--- BEGIN MATERIAL SUPPLIED ---
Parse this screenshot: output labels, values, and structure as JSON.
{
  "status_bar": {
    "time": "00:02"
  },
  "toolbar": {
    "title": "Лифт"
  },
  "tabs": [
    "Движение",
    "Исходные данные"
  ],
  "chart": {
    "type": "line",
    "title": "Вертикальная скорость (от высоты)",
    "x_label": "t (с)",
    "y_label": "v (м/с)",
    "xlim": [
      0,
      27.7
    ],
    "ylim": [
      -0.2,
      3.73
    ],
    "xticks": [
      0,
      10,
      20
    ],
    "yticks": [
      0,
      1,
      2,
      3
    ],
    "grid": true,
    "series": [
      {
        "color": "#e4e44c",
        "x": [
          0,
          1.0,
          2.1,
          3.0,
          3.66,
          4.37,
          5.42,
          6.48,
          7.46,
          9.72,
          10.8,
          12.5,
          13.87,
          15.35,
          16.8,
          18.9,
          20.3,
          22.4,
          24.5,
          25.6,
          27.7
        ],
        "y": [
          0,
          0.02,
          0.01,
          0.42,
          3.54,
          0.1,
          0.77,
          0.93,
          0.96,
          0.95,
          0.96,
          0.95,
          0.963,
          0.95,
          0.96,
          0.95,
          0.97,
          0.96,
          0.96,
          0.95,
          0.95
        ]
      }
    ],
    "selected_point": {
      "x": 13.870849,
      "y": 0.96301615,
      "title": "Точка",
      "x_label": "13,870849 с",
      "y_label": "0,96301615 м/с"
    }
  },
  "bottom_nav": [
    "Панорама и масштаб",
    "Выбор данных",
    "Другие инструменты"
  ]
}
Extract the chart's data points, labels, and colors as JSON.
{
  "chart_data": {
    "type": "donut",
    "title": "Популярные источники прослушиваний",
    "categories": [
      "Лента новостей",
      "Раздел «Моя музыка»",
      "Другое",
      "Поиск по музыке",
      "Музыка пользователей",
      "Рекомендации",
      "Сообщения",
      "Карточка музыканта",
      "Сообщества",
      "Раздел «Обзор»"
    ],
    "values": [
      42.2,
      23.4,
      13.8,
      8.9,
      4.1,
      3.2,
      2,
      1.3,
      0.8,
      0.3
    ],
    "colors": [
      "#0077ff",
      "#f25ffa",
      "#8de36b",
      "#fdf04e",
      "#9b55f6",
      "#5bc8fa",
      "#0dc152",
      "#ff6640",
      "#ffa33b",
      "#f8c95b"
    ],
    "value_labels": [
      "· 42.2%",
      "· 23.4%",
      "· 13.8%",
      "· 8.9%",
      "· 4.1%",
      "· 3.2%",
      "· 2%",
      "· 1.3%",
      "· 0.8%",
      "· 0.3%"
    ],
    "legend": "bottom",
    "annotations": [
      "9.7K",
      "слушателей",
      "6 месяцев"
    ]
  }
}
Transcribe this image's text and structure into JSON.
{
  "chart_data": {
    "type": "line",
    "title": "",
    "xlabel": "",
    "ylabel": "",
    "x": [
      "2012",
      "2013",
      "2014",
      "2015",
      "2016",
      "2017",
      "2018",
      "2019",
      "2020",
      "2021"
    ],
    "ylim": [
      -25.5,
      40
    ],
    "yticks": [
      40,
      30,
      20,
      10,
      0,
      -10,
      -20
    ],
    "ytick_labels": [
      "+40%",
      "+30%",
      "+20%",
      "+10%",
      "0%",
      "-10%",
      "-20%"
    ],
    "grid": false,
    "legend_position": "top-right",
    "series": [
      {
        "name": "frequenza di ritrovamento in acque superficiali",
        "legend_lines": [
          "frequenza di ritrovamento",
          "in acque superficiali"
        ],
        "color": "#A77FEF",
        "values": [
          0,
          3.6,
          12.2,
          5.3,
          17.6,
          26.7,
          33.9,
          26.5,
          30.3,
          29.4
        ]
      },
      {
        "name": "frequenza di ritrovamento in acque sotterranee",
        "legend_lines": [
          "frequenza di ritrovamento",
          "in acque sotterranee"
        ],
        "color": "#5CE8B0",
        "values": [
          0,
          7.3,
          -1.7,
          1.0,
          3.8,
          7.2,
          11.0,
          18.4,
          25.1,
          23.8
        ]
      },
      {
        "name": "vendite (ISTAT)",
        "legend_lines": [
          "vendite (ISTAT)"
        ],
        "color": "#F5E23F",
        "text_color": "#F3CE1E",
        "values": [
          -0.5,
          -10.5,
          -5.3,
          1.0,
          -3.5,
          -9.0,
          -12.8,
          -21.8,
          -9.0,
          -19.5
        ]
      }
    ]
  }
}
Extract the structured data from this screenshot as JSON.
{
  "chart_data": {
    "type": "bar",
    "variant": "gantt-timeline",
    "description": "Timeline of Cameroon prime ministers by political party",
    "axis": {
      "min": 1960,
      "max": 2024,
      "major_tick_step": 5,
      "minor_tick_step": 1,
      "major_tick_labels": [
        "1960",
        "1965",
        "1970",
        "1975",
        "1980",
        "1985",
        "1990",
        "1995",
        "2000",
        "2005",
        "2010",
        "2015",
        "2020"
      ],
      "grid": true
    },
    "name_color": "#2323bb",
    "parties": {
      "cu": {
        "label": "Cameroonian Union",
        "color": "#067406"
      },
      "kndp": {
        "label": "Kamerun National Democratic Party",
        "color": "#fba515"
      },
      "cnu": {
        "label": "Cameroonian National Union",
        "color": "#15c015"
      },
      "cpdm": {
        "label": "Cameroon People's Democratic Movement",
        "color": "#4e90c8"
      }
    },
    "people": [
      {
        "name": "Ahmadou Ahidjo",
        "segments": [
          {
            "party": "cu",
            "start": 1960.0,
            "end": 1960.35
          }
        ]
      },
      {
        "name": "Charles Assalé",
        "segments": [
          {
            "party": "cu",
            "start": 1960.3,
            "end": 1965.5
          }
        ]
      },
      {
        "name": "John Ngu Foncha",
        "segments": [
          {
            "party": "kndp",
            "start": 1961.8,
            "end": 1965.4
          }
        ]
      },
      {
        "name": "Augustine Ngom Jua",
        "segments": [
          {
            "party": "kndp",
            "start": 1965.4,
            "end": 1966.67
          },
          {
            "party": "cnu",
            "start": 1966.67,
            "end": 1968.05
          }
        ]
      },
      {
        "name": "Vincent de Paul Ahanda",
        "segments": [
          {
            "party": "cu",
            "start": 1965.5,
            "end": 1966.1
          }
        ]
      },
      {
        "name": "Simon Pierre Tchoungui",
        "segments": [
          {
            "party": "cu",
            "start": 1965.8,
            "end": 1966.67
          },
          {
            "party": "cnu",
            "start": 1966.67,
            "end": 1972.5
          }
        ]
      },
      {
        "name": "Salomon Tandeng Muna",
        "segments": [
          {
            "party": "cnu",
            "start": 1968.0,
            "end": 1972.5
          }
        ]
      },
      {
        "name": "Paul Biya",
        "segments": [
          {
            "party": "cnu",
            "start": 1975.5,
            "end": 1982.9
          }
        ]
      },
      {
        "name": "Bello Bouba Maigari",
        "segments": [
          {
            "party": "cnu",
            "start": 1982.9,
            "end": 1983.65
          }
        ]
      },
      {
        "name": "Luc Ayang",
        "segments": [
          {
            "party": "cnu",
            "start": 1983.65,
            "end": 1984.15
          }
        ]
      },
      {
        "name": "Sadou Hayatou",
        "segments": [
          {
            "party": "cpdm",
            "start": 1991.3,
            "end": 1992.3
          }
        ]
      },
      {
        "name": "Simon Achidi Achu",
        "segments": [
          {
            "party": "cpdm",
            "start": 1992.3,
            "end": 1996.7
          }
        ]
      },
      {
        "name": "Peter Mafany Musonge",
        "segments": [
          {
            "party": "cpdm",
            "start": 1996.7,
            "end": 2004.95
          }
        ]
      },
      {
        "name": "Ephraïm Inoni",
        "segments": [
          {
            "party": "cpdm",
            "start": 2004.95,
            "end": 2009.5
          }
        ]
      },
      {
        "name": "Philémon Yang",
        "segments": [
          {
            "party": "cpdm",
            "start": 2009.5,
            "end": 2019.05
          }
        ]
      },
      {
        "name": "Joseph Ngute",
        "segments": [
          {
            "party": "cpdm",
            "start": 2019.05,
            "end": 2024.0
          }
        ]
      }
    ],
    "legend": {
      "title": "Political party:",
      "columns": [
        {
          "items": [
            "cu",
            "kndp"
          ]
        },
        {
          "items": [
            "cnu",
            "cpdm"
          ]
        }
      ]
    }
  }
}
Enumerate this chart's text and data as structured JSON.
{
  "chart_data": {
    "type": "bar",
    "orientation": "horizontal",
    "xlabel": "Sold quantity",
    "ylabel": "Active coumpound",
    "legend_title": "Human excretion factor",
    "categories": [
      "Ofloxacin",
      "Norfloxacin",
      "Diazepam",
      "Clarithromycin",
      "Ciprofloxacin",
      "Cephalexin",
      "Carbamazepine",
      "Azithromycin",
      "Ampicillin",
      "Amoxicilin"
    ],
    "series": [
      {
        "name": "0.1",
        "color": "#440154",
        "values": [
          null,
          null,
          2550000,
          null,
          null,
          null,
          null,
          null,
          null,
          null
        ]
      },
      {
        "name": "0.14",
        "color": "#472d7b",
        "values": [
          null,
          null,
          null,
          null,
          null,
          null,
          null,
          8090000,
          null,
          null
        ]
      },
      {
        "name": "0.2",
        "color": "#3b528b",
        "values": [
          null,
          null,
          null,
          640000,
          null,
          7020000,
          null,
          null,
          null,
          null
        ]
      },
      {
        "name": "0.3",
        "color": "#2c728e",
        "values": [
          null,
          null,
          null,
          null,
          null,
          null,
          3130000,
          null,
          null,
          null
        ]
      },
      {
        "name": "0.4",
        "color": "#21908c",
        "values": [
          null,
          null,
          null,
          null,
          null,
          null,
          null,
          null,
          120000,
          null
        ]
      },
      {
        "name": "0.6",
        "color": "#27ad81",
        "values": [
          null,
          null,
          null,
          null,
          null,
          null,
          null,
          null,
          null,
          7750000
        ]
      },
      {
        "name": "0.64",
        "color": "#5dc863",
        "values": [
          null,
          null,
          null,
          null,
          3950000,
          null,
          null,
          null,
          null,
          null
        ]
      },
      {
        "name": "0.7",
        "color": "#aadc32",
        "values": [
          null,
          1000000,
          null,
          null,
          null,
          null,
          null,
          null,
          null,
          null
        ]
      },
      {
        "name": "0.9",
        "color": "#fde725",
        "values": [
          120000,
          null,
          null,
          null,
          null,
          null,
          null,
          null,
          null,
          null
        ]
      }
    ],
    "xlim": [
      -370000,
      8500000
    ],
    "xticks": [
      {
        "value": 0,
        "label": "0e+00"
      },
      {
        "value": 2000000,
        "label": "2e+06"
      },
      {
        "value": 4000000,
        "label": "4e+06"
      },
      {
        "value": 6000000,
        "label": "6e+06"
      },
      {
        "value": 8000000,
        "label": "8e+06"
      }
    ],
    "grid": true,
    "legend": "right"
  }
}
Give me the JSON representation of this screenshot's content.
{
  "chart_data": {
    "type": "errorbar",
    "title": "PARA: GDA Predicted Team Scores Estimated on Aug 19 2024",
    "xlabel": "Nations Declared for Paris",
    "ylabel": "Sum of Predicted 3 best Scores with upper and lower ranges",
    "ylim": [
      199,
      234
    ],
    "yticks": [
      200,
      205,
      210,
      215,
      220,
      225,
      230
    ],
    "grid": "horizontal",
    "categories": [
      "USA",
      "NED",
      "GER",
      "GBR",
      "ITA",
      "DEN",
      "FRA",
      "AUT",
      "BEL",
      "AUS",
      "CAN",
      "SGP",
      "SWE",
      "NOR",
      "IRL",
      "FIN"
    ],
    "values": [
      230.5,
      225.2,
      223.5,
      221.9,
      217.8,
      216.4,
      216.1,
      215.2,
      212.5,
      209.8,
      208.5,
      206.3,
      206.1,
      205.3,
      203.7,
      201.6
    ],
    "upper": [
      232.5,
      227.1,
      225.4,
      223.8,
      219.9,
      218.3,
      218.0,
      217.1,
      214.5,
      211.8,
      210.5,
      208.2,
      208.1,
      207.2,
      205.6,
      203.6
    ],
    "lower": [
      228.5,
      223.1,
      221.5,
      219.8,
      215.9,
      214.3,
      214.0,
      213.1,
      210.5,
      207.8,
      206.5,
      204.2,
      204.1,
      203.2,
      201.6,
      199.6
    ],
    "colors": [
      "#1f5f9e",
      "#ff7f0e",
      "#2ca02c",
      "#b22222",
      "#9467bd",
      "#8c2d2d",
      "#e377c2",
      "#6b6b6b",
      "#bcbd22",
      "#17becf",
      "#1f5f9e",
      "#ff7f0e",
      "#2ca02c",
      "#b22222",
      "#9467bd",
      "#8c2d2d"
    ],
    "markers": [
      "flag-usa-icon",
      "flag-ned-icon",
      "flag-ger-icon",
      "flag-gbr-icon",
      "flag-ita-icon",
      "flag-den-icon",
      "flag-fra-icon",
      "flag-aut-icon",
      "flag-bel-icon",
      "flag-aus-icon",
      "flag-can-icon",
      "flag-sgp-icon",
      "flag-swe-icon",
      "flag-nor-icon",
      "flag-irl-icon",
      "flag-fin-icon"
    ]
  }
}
--- END MATERIAL SUPPLIED ---
**SET EXERCISE:** Each line in the listing above that contains "xlabel" should be copied.

**ANSWER:**
    "xlabel": "",
    "xlabel": "Sold quantity",
    "xlabel": "Nations Declared for Paris",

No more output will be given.